**Short problem:** Find the string "Policy" and gather every line that holds it.

+++ Data records

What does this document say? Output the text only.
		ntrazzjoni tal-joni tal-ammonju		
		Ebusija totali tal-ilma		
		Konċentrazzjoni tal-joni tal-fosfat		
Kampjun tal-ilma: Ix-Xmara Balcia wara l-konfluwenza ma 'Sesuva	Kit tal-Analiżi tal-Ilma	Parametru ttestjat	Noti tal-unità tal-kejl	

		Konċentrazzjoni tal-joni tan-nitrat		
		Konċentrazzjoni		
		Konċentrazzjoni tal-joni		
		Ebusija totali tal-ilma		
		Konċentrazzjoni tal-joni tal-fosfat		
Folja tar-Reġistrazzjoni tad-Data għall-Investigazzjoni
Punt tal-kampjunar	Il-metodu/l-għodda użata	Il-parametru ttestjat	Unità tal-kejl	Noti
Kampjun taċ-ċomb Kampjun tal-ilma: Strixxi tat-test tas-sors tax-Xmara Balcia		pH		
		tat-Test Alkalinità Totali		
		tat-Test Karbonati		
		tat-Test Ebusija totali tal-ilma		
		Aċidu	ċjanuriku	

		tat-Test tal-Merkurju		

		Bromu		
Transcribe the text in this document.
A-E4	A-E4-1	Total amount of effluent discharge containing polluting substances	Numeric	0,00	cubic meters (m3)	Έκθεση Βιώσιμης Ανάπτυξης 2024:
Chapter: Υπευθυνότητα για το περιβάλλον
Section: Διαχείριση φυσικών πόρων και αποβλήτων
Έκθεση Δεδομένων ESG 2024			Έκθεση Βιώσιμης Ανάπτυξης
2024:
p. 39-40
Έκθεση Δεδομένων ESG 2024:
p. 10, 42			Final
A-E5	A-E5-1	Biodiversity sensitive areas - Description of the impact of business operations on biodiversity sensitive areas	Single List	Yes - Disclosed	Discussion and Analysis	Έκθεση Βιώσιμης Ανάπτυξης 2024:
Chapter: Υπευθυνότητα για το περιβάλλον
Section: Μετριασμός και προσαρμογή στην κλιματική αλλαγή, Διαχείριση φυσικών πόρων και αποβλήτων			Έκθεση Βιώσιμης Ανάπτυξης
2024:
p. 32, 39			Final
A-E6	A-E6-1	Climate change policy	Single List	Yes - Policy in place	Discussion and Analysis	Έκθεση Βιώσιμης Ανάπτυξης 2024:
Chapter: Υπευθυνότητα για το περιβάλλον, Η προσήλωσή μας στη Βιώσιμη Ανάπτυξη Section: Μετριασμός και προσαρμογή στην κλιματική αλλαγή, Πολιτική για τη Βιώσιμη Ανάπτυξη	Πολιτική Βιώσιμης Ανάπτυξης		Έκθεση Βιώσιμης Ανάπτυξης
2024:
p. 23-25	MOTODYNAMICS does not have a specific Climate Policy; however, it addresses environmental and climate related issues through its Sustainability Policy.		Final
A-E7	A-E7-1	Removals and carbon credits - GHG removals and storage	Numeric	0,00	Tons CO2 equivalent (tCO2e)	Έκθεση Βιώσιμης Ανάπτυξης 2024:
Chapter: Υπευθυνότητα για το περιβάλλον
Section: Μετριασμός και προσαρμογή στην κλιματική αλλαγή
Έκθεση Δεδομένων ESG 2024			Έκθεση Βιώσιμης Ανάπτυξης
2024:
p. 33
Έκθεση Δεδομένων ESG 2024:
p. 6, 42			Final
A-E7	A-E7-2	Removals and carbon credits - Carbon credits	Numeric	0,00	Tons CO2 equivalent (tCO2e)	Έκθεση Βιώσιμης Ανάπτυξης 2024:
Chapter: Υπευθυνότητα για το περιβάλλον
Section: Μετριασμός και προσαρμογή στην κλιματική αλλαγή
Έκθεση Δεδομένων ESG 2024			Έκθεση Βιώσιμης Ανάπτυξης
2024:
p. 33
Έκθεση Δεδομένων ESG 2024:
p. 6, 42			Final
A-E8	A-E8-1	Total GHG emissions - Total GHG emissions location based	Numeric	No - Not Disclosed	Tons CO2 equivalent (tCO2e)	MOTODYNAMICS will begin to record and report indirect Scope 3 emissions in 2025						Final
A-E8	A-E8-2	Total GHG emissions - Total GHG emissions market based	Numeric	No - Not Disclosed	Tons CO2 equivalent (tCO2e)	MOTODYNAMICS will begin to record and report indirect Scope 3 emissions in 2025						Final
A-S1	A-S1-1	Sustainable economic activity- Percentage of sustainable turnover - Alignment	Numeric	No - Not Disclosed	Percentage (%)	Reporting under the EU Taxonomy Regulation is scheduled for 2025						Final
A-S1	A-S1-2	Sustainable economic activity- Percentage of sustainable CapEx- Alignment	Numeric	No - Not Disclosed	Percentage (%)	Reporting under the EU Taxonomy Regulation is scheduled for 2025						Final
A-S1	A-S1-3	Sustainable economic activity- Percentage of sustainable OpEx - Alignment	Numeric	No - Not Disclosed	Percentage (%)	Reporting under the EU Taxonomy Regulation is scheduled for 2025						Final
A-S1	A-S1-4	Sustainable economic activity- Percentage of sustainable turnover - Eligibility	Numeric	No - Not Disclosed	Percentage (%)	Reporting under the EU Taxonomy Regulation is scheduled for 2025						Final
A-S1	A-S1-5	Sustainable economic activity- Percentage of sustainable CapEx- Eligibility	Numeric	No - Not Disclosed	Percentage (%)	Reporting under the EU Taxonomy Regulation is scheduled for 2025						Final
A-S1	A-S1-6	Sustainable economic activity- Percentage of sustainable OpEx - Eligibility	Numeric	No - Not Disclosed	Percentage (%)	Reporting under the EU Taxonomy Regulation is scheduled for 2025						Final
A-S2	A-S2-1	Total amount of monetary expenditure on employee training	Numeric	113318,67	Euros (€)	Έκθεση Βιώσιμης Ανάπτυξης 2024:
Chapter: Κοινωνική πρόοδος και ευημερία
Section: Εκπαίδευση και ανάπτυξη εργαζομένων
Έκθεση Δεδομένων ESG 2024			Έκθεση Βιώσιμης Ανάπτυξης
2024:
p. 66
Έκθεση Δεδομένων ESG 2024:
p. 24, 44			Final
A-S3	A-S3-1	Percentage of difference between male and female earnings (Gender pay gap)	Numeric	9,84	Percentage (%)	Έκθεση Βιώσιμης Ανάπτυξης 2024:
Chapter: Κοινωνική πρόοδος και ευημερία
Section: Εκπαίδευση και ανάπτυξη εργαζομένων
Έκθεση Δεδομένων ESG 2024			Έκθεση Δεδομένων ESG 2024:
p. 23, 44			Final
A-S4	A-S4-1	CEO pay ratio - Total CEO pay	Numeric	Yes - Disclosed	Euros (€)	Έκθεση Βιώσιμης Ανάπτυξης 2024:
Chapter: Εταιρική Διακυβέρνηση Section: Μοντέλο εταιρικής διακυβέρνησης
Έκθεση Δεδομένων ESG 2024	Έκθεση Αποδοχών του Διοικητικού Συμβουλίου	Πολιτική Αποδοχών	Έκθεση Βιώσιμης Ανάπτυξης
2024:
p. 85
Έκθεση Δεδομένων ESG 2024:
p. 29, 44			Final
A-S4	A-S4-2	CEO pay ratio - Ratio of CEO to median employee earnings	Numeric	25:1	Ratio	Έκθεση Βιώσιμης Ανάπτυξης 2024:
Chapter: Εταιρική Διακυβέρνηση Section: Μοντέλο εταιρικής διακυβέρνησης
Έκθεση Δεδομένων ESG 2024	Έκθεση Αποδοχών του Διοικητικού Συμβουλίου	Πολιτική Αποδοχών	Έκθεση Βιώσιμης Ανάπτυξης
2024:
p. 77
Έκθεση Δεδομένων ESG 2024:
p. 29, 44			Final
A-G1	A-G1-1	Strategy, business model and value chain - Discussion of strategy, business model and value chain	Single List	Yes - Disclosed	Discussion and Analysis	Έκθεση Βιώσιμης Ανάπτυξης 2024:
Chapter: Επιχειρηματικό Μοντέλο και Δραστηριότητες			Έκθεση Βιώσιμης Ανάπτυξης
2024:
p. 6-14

++++++

**Task solution:**
A-E6	A-E6-1	Climate change policy	Single List	Yes - Policy in place	Discussion and Analysis	Έκθεση Βιώσιμης Ανάπτυξης 2024:
p. 23-25	MOTODYNAMICS does not have a specific Climate Policy; however, it addresses environmental and climate related issues through its Sustainability Policy.		Final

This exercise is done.